Work required
Quote the listing below in full and exactly as written, but omit every picture.

***** Records shown *****

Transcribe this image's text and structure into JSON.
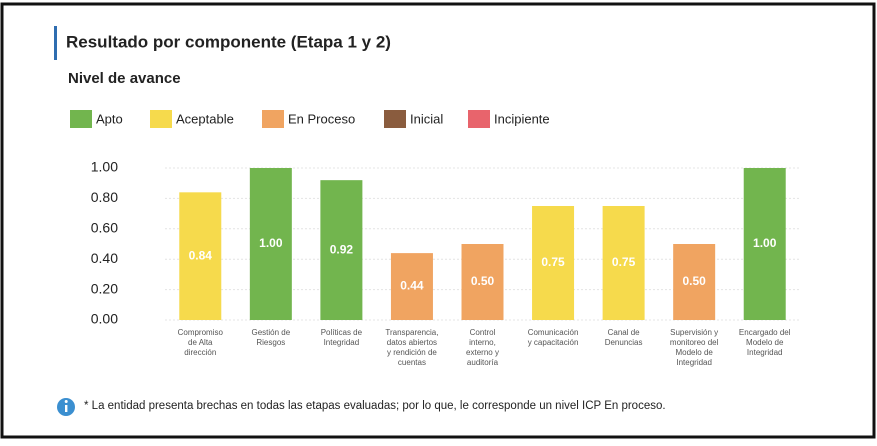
{
  "chart_data": {
    "type": "bar",
    "title": "Resultado por componente (Etapa 1 y 2)",
    "subtitle": "Nivel de avance",
    "legend": [
      {
        "name": "Apto",
        "color": "#72b54e"
      },
      {
        "name": "Aceptable",
        "color": "#f6da4c"
      },
      {
        "name": "En Proceso",
        "color": "#f0a461"
      },
      {
        "name": "Inicial",
        "color": "#8a5c3e"
      },
      {
        "name": "Incipiente",
        "color": "#e8646c"
      }
    ],
    "categories": [
      [
        "Compromiso",
        "de Alta",
        "dirección"
      ],
      [
        "Gestión de",
        "Riesgos"
      ],
      [
        "Políticas de",
        "Integridad"
      ],
      [
        "Transparencia,",
        "datos abiertos",
        "y rendición de",
        "cuentas"
      ],
      [
        "Control",
        "interno,",
        "externo y",
        "auditoría"
      ],
      [
        "Comunicación",
        "y capacitación"
      ],
      [
        "Canal de",
        "Denuncias"
      ],
      [
        "Supervisión y",
        "monitoreo del",
        "Modelo de",
        "Integridad"
      ],
      [
        "Encargado del",
        "Modelo de",
        "Integridad"
      ]
    ],
    "values": [
      0.84,
      1.0,
      0.92,
      0.44,
      0.5,
      0.75,
      0.75,
      0.5,
      1.0
    ],
    "value_labels": [
      "0.84",
      "1.00",
      "0.92",
      "0.44",
      "0.50",
      "0.75",
      "0.75",
      "0.50",
      "1.00"
    ],
    "colors": [
      "#f6da4c",
      "#72b54e",
      "#72b54e",
      "#f0a461",
      "#f0a461",
      "#f6da4c",
      "#f6da4c",
      "#f0a461",
      "#72b54e"
    ],
    "ylim": [
      0,
      1
    ],
    "yticks": [
      {
        "value": 0,
        "label": "0.00"
      },
      {
        "value": 0.2,
        "label": "0.20"
      },
      {
        "value": 0.4,
        "label": "0.40"
      },
      {
        "value": 0.6,
        "label": "0.60"
      },
      {
        "value": 0.8,
        "label": "0.80"
      },
      {
        "value": 1,
        "label": "1.00"
      }
    ],
    "grid": true,
    "footnote": "* La entidad presenta brechas en todas las etapas evaluadas; por lo que, le corresponde un nivel ICP En proceso."
  }
}
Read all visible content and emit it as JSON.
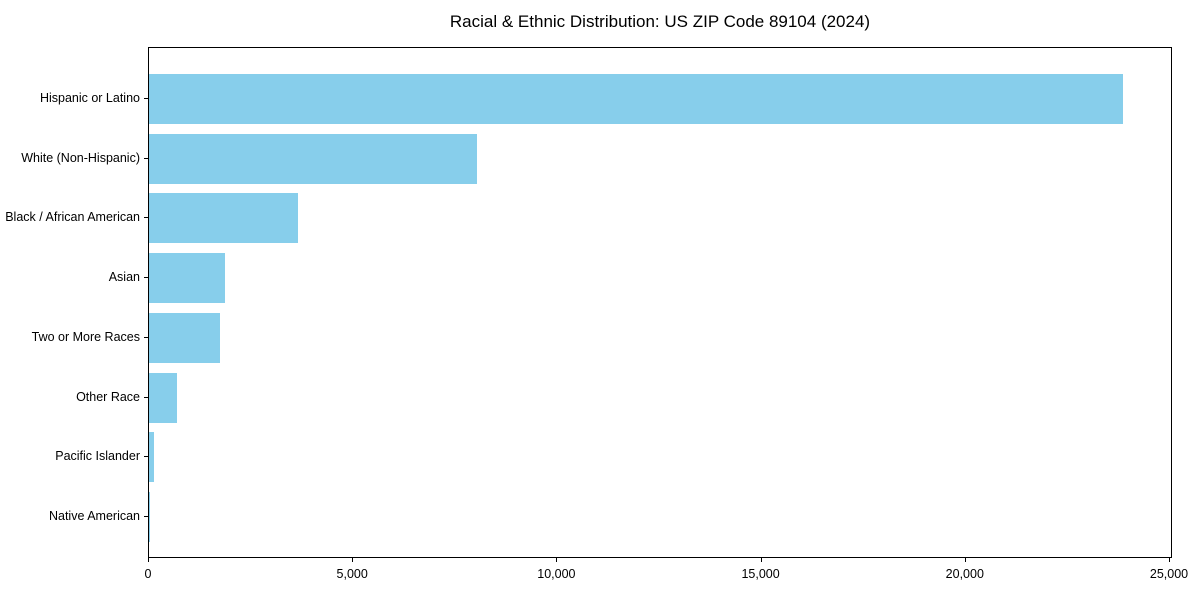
{
  "chart_data": {
    "type": "bar",
    "orientation": "horizontal",
    "title": "Racial & Ethnic Distribution: US ZIP Code 89104 (2024)",
    "categories": [
      "Hispanic or Latino",
      "White (Non-Hispanic)",
      "Black / African American",
      "Asian",
      "Two or More Races",
      "Other Race",
      "Pacific Islander",
      "Native American"
    ],
    "values": [
      23860,
      8020,
      3640,
      1870,
      1750,
      690,
      130,
      30
    ],
    "xlabel": "",
    "ylabel": "",
    "xlim": [
      0,
      25000
    ],
    "x_ticks": [
      0,
      5000,
      10000,
      15000,
      20000,
      25000
    ],
    "x_tick_labels": [
      "0",
      "5,000",
      "10,000",
      "15,000",
      "20,000",
      "25,000"
    ],
    "bar_color": "#87CEEB",
    "axis_color": "#000000",
    "background_color": "#ffffff",
    "grid": false,
    "legend": null
  }
}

*****

Finished exercise
Transcribe this image's text and structure into JSON.
{
  "chart_data": {
    "type": "bar",
    "title": "Resultado por componente (Etapa 1 y 2)",
    "subtitle": "Nivel de avance",
    "legend": [
      {
        "name": "Apto",
        "color": "#72b54e"
      },
      {
        "name": "Aceptable",
        "color": "#f6da4c"
      },
      {
        "name": "En Proceso",
        "color": "#f0a461"
      },
      {
        "name": "Inicial",
        "color": "#8a5c3e"
      },
      {
        "name": "Incipiente",
        "color": "#e8646c"
      }
    ],
    "categories": [
      [
        "Compromiso",
        "de Alta",
        "dirección"
      ],
      [
        "Gestión de",
        "Riesgos"
      ],
      [
        "Políticas de",
        "Integridad"
      ],
      [
        "Transparencia,",
        "datos abiertos",
        "y rendición de",
        "cuentas"
      ],
      [
        "Control",
        "interno,",
        "externo y",
        "auditoría"
      ],
      [
        "Comunicación",
        "y capacitación"
      ],
      [
        "Canal de",
        "Denuncias"
      ],
      [
        "Supervisión y",
        "monitoreo del",
        "Modelo de",
        "Integridad"
      ],
      [
        "Encargado del",
        "Modelo de",
        "Integridad"
      ]
    ],
    "values": [
      0.84,
      1.0,
      0.92,
      0.44,
      0.5,
      0.75,
      0.75,
      0.5,
      1.0
    ],
    "value_labels": [
      "0.84",
      "1.00",
      "0.92",
      "0.44",
      "0.50",
      "0.75",
      "0.75",
      "0.50",
      "1.00"
    ],
    "colors": [
      "#f6da4c",
      "#72b54e",
      "#72b54e",
      "#f0a461",
      "#f0a461",
      "#f6da4c",
      "#f6da4c",
      "#f0a461",
      "#72b54e"
    ],
    "ylim": [
      0,
      1
    ],
    "yticks": [
      {
        "value": 0,
        "label": "0.00"
      },
      {
        "value": 0.2,
        "label": "0.20"
      },
      {
        "value": 0.4,
        "label": "0.40"
      },
      {
        "value": 0.6,
        "label": "0.60"
      },
      {
        "value": 0.8,
        "label": "0.80"
      },
      {
        "value": 1,
        "label": "1.00"
      }
    ],
    "grid": true,
    "footnote": "* La entidad presenta brechas en todas las etapas evaluadas; por lo que, le corresponde un nivel ICP En proceso."
  }
}
Read all visible content and emit it as JSON.
{
  "chart_data": {
    "type": "bar",
    "orientation": "horizontal",
    "title": "Racial & Ethnic Distribution: US ZIP Code 89104 (2024)",
    "categories": [
      "Hispanic or Latino",
      "White (Non-Hispanic)",
      "Black / African American",
      "Asian",
      "Two or More Races",
      "Other Race",
      "Pacific Islander",
      "Native American"
    ],
    "values": [
      23860,
      8020,
      3640,
      1870,
      1750,
      690,
      130,
      30
    ],
    "xlabel": "",
    "ylabel": "",
    "xlim": [
      0,
      25000
    ],
    "x_ticks": [
      0,
      5000,
      10000,
      15000,
      20000,
      25000
    ],
    "x_tick_labels": [
      "0",
      "5,000",
      "10,000",
      "15,000",
      "20,000",
      "25,000"
    ],
    "bar_color": "#87CEEB",
    "axis_color": "#000000",
    "background_color": "#ffffff",
    "grid": false,
    "legend": null
  }
}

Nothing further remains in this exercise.